REQUIRED WORK:
Only lines holding the string "header" are wanted; copy each one from the material.

------------

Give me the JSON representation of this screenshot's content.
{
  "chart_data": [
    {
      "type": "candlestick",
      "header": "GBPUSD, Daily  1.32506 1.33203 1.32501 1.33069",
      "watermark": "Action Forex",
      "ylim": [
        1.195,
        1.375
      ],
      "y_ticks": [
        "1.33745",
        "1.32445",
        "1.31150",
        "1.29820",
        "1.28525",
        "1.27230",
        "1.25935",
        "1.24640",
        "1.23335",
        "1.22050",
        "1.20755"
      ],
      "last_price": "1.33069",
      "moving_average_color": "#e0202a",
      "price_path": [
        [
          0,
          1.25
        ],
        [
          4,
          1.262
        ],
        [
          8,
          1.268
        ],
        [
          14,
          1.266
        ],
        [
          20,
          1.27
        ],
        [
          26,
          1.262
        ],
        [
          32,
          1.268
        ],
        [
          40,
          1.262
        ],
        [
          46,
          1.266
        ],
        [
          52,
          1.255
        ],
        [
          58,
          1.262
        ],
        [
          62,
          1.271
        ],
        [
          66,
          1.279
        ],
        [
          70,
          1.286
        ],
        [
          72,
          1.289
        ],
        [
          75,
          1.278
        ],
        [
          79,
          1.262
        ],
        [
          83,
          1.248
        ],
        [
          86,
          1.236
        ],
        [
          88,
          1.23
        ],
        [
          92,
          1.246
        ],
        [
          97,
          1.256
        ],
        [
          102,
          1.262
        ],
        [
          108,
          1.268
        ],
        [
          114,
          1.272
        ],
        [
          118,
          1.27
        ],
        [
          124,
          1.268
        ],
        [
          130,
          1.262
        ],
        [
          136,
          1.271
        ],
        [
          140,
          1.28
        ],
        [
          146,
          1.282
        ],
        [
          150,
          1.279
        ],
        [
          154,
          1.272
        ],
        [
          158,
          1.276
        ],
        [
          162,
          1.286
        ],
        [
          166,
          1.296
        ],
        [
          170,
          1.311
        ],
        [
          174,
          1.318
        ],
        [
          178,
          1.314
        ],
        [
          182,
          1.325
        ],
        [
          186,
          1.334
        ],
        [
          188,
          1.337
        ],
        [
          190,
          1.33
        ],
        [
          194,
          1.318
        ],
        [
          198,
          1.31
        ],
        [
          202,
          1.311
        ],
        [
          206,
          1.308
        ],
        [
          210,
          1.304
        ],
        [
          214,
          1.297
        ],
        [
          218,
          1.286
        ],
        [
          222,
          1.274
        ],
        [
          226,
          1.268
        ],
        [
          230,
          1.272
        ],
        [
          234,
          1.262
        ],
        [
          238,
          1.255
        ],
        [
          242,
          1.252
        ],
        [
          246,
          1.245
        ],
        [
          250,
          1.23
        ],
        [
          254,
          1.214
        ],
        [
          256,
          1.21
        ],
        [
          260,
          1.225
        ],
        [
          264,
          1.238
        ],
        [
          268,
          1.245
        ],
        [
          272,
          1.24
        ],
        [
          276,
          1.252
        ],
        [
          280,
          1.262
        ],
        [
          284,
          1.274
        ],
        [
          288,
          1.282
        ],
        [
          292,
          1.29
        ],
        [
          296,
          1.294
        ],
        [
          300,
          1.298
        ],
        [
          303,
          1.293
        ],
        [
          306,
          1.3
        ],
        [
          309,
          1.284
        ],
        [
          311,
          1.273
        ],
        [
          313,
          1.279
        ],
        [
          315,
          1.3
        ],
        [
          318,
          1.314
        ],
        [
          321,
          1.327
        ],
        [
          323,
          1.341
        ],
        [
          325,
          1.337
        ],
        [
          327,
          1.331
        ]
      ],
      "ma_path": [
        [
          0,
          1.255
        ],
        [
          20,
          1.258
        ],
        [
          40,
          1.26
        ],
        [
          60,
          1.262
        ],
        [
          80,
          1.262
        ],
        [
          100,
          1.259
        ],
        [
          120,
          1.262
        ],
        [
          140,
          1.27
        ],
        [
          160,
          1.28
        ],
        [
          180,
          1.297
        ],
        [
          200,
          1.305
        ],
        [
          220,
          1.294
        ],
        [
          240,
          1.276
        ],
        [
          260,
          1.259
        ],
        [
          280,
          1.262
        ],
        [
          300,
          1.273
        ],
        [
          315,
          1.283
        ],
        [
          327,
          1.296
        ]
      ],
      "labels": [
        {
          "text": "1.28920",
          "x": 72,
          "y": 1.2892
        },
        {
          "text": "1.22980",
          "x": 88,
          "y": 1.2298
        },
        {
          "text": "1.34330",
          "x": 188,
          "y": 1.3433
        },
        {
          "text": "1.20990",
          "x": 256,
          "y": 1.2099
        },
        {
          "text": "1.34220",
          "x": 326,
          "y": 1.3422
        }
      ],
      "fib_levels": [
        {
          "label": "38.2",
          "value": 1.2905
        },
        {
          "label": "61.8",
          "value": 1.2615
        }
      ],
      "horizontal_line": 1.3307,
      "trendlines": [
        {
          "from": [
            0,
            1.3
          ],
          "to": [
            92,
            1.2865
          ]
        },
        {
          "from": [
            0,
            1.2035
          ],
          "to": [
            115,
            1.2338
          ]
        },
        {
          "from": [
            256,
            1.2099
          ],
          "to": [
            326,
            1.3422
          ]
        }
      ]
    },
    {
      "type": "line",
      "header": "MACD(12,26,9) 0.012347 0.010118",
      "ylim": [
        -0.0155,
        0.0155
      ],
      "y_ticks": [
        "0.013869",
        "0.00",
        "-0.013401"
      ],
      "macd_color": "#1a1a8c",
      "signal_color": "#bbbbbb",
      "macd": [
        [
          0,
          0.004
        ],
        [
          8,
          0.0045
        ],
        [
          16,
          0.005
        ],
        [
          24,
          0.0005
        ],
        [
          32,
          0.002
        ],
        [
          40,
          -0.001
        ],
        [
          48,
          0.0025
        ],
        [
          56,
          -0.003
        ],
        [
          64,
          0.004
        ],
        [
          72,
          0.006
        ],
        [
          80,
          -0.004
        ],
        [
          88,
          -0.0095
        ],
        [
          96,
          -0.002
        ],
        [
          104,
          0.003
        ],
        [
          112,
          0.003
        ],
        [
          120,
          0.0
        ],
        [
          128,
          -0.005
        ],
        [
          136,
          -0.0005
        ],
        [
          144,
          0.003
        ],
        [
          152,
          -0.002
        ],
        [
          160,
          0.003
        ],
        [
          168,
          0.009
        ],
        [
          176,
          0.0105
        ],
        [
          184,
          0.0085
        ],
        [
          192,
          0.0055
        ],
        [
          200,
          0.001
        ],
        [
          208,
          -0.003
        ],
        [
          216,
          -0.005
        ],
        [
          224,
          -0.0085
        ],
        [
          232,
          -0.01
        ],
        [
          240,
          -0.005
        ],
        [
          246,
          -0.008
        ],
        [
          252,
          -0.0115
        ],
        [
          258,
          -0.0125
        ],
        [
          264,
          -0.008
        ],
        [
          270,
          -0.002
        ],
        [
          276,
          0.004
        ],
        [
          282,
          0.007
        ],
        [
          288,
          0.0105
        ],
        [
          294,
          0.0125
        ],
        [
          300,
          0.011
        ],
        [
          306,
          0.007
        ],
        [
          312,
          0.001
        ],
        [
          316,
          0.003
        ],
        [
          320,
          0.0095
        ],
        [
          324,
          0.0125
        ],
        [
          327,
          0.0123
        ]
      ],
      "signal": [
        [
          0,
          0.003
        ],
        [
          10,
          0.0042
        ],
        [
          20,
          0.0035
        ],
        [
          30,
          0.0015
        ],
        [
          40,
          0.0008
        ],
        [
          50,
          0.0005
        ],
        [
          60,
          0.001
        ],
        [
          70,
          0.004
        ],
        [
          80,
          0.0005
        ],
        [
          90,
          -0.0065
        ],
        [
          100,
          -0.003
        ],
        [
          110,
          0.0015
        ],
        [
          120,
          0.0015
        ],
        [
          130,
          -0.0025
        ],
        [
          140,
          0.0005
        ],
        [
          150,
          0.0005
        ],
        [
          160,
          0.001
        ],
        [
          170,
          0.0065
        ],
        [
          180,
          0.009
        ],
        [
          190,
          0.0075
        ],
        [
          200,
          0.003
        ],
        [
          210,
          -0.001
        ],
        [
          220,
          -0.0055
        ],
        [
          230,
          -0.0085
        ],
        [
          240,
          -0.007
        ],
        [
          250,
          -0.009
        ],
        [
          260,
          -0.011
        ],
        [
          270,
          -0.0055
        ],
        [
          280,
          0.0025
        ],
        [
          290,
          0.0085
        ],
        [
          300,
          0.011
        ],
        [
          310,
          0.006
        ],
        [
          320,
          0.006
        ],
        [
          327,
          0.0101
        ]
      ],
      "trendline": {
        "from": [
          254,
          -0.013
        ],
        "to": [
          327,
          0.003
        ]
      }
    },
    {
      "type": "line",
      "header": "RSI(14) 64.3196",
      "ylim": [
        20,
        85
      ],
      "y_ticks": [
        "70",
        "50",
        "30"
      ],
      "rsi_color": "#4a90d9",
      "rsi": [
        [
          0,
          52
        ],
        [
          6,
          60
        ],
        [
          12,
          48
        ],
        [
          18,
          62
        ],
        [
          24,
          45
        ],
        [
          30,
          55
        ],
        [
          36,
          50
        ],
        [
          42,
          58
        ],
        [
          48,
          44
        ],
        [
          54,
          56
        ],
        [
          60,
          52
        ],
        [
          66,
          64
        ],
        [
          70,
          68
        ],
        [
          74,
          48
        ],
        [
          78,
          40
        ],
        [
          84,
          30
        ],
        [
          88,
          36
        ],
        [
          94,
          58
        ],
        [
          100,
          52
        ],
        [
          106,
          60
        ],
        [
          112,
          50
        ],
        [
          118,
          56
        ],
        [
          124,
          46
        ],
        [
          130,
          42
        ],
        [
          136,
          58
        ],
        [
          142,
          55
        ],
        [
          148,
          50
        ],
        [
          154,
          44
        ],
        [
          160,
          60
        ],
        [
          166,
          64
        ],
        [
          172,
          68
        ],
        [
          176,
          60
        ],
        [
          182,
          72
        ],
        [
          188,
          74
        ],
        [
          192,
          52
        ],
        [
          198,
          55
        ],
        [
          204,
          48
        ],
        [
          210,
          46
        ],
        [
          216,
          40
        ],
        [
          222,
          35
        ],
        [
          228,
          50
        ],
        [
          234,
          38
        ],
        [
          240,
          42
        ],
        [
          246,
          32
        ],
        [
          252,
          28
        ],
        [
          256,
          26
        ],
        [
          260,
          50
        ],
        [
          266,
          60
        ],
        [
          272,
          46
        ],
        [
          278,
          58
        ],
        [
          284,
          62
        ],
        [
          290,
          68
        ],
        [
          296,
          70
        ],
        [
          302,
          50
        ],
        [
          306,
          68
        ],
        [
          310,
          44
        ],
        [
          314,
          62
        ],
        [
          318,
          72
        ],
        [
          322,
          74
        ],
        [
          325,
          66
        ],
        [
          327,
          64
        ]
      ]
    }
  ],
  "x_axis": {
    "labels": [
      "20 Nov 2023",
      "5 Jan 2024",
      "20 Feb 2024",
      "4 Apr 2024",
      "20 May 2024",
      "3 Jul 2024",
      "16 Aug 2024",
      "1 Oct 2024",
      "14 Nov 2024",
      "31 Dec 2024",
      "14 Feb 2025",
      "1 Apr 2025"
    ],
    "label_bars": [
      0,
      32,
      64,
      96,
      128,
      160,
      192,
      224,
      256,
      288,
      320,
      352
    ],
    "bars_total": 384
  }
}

------------

WRITTEN SOLUTION:
      "header": "GBPUSD, Daily  1.32506 1.33203 1.32501 1.33069",
      "header": "MACD(12,26,9) 0.012347 0.010118",
      "header": "RSI(14) 64.3196",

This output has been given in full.